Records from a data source
──────────
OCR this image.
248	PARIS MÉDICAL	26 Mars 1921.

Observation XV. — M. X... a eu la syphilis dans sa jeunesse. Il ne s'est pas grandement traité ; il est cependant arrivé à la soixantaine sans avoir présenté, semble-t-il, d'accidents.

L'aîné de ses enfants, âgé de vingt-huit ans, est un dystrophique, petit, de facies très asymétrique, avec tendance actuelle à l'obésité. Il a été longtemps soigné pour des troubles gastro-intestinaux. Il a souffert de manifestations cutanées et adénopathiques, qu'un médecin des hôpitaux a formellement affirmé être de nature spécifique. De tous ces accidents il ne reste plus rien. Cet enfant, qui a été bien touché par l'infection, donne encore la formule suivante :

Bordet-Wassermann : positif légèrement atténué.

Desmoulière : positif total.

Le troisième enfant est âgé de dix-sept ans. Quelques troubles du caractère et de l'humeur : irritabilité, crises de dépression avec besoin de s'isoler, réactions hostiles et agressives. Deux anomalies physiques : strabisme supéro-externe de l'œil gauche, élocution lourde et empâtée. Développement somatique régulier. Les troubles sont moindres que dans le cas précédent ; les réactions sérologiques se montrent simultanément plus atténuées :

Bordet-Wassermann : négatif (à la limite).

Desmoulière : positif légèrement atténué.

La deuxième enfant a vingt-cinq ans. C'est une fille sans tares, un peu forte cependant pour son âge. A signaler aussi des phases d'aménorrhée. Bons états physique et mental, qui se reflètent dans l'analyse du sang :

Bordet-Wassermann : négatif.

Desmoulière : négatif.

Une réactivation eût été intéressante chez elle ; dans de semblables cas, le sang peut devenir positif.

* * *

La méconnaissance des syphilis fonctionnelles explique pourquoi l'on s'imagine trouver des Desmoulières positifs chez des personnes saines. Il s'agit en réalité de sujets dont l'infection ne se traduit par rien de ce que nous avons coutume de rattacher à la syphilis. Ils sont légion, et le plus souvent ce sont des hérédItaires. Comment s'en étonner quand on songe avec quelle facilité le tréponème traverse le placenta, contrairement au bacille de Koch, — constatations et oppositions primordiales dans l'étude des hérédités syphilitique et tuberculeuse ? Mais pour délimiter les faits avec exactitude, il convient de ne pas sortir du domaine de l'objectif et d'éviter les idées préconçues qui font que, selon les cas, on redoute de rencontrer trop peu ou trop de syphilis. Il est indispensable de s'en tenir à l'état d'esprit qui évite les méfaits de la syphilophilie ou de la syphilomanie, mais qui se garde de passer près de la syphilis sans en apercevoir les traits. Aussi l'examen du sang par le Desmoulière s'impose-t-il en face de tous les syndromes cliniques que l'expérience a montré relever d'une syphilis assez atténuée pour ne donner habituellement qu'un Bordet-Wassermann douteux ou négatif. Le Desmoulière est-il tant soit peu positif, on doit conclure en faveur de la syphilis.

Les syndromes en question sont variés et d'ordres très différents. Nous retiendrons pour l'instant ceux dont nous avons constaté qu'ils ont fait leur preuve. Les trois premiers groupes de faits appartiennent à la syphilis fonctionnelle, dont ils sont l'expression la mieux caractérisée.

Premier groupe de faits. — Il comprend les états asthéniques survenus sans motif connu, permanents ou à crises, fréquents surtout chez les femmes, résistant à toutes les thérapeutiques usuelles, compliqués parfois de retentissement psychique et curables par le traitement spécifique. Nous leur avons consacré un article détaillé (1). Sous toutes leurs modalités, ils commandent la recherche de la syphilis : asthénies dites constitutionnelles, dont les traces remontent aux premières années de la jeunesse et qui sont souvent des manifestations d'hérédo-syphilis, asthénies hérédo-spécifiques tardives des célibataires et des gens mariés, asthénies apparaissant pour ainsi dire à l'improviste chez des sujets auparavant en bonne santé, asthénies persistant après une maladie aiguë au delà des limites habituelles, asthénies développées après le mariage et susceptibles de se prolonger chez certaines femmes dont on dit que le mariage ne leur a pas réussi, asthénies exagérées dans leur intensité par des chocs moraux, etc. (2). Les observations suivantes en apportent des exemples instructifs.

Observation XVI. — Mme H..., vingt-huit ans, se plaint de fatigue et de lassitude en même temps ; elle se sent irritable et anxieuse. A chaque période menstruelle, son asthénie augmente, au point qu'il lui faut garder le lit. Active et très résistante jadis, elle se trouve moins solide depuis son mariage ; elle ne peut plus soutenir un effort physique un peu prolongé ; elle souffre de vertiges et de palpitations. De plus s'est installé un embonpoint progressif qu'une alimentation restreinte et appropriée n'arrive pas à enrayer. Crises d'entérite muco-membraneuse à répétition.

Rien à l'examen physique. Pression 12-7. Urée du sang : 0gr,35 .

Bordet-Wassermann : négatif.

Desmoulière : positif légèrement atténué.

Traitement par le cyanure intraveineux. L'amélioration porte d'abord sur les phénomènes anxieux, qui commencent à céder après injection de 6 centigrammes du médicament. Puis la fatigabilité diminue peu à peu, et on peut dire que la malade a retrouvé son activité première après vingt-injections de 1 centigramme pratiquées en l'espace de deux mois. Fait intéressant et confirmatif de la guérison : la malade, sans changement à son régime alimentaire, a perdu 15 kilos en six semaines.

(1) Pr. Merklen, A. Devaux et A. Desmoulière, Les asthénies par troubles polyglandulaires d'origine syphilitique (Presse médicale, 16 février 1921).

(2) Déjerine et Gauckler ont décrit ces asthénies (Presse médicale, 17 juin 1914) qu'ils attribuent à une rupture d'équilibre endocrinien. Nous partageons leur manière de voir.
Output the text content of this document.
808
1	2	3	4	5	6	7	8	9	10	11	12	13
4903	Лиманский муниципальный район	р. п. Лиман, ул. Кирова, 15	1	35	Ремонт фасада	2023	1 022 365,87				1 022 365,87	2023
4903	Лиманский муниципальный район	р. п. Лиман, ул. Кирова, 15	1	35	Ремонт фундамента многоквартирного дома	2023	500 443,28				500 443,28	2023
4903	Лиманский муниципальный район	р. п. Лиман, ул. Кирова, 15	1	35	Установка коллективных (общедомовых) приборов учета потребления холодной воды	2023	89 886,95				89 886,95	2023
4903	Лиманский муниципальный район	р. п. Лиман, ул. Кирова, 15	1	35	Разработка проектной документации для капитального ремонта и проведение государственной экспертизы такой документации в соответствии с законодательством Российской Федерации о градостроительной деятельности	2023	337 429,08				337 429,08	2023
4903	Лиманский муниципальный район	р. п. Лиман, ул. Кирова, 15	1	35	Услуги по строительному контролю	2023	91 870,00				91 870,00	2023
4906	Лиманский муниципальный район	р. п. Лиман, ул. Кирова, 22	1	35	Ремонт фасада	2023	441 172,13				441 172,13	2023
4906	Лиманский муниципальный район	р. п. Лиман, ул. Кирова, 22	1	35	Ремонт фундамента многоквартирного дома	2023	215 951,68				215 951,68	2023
──────────
PROBLEM TO WORK ON: Retype every entry above, word for word.

RESPONSE FOR THIS EXERCISE:
OCR this image.
248	PARIS MÉDICAL	26 Mars 1921.

Observation XV. — M. X... a eu la syphilis dans sa jeunesse. Il ne s'est pas grandement traité ; il est cependant arrivé à la soixantaine sans avoir présenté, semble-t-il, d'accidents.

L'aîné de ses enfants, âgé de vingt-huit ans, est un dystrophique, petit, de facies très asymétrique, avec tendance actuelle à l'obésité. Il a été longtemps soigné pour des troubles gastro-intestinaux. Il a souffert de manifestations cutanées et adénopathiques, qu'un médecin des hôpitaux a formellement affirmé être de nature spécifique. De tous ces accidents il ne reste plus rien. Cet enfant, qui a été bien touché par l'infection, donne encore la formule suivante :

Bordet-Wassermann : positif légèrement atténué.

Desmoulière : positif total.

Le troisième enfant est âgé de dix-sept ans. Quelques troubles du caractère et de l'humeur : irritabilité, crises de dépression avec besoin de s'isoler, réactions hostiles et agressives. Deux anomalies physiques : strabisme supéro-externe de l'œil gauche, élocution lourde et empâtée. Développement somatique régulier. Les troubles sont moindres que dans le cas précédent ; les réactions sérologiques se montrent simultanément plus atténuées :

Bordet-Wassermann : négatif (à la limite).

Desmoulière : positif légèrement atténué.

La deuxième enfant a vingt-cinq ans. C'est une fille sans tares, un peu forte cependant pour son âge. A signaler aussi des phases d'aménorrhée. Bons états physique et mental, qui se reflètent dans l'analyse du sang :

Bordet-Wassermann : négatif.

Desmoulière : négatif.

Une réactivation eût été intéressante chez elle ; dans de semblables cas, le sang peut devenir positif.

* * *

La méconnaissance des syphilis fonctionnelles explique pourquoi l'on s'imagine trouver des Desmoulières positifs chez des personnes saines. Il s'agit en réalité de sujets dont l'infection ne se traduit par rien de ce que nous avons coutume de rattacher à la syphilis. Ils sont légion, et le plus souvent ce sont des hérédItaires. Comment s'en étonner quand on songe avec quelle facilité le tréponème traverse le placenta, contrairement au bacille de Koch, — constatations et oppositions primordiales dans l'étude des hérédités syphilitique et tuberculeuse ? Mais pour délimiter les faits avec exactitude, il convient de ne pas sortir du domaine de l'objectif et d'éviter les idées préconçues qui font que, selon les cas, on redoute de rencontrer trop peu ou trop de syphilis. Il est indispensable de s'en tenir à l'état d'esprit qui évite les méfaits de la syphilophilie ou de la syphilomanie, mais qui se garde de passer près de la syphilis sans en apercevoir les traits. Aussi l'examen du sang par le Desmoulière s'impose-t-il en face de tous les syndromes cliniques que l'expérience a montré relever d'une syphilis assez atténuée pour ne donner habituellement qu'un Bordet-Wassermann douteux ou négatif. Le Desmoulière est-il tant soit peu positif, on doit conclure en faveur de la syphilis.

Les syndromes en question sont variés et d'ordres très différents. Nous retiendrons pour l'instant ceux dont nous avons constaté qu'ils ont fait leur preuve. Les trois premiers groupes de faits appartiennent à la syphilis fonctionnelle, dont ils sont l'expression la mieux caractérisée.

Premier groupe de faits. — Il comprend les états asthéniques survenus sans motif connu, permanents ou à crises, fréquents surtout chez les femmes, résistant à toutes les thérapeutiques usuelles, compliqués parfois de retentissement psychique et curables par le traitement spécifique. Nous leur avons consacré un article détaillé (1). Sous toutes leurs modalités, ils commandent la recherche de la syphilis : asthénies dites constitutionnelles, dont les traces remontent aux premières années de la jeunesse et qui sont souvent des manifestations d'hérédo-syphilis, asthénies hérédo-spécifiques tardives des célibataires et des gens mariés, asthénies apparaissant pour ainsi dire à l'improviste chez des sujets auparavant en bonne santé, asthénies persistant après une maladie aiguë au delà des limites habituelles, asthénies développées après le mariage et susceptibles de se prolonger chez certaines femmes dont on dit que le mariage ne leur a pas réussi, asthénies exagérées dans leur intensité par des chocs moraux, etc. (2). Les observations suivantes en apportent des exemples instructifs.

Observation XVI. — Mme H..., vingt-huit ans, se plaint de fatigue et de lassitude en même temps ; elle se sent irritable et anxieuse. A chaque période menstruelle, son asthénie augmente, au point qu'il lui faut garder le lit. Active et très résistante jadis, elle se trouve moins solide depuis son mariage ; elle ne peut plus soutenir un effort physique un peu prolongé ; elle souffre de vertiges et de palpitations. De plus s'est installé un embonpoint progressif qu'une alimentation restreinte et appropriée n'arrive pas à enrayer. Crises d'entérite muco-membraneuse à répétition.

Rien à l'examen physique. Pression 12-7. Urée du sang : 0gr,35 .

Bordet-Wassermann : négatif.

Desmoulière : positif légèrement atténué.

Traitement par le cyanure intraveineux. L'amélioration porte d'abord sur les phénomènes anxieux, qui commencent à céder après injection de 6 centigrammes du médicament. Puis la fatigabilité diminue peu à peu, et on peut dire que la malade a retrouvé son activité première après vingt-injections de 1 centigramme pratiquées en l'espace de deux mois. Fait intéressant et confirmatif de la guérison : la malade, sans changement à son régime alimentaire, a perdu 15 kilos en six semaines.

(1) Pr. Merklen, A. Devaux et A. Desmoulière, Les asthénies par troubles polyglandulaires d'origine syphilitique (Presse médicale, 16 février 1921).

(2) Déjerine et Gauckler ont décrit ces asthénies (Presse médicale, 17 juin 1914) qu'ils attribuent à une rupture d'équilibre endocrinien. Nous partageons leur manière de voir.
Output the text content of this document.
808
1	2	3	4	5	6	7	8	9	10	11	12	13
4903	Лиманский муниципальный район	р. п. Лиман, ул. Кирова, 15	1	35	Ремонт фасада	2023	1 022 365,87				1 022 365,87	2023
4903	Лиманский муниципальный район	р. п. Лиман, ул. Кирова, 15	1	35	Ремонт фундамента многоквартирного дома	2023	500 443,28				500 443,28	2023
4903	Лиманский муниципальный район	р. п. Лиман, ул. Кирова, 15	1	35	Установка коллективных (общедомовых) приборов учета потребления холодной воды	2023	89 886,95				89 886,95	2023
4903	Лиманский муниципальный район	р. п. Лиман, ул. Кирова, 15	1	35	Разработка проектной документации для капитального ремонта и проведение государственной экспертизы такой документации в соответствии с законодательством Российской Федерации о градостроительной деятельности	2023	337 429,08				337 429,08	2023
4903	Лиманский муниципальный район	р. п. Лиман, ул. Кирова, 15	1	35	Услуги по строительному контролю	2023	91 870,00				91 870,00	2023
4906	Лиманский муниципальный район	р. п. Лиман, ул. Кирова, 22	1	35	Ремонт фасада	2023	441 172,13				441 172,13	2023
4906	Лиманский муниципальный район	р. п. Лиман, ул. Кирова, 22	1	35	Ремонт фундамента многоквартирного дома	2023	215 951,68				215 951,68	2023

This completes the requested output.